→ **What needs to be done**: Output the records exactly. Include every line.

→ **Provided records**:
####################

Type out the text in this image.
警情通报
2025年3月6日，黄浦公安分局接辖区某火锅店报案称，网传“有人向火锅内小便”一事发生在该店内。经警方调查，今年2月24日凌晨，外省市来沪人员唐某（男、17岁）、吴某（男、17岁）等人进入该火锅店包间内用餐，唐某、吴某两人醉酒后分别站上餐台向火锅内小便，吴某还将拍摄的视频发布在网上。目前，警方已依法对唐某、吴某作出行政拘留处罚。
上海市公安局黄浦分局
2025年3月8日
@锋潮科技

####################

→ **Final answer**:
Type out the text in this image.
警情通报
2025年3月6日，黄浦公安分局接辖区某火锅店报案称，网传“有人向火锅内小便”一事发生在该店内。经警方调查，今年2月24日凌晨，外省市来沪人员唐某（男、17岁）、吴某（男、17岁）等人进入该火锅店包间内用餐，唐某、吴某两人醉酒后分别站上餐台向火锅内小便，吴某还将拍摄的视频发布在网上。目前，警方已依法对唐某、吴某作出行政拘留处罚。
上海市公安局黄浦分局
2025年3月8日
@锋潮科技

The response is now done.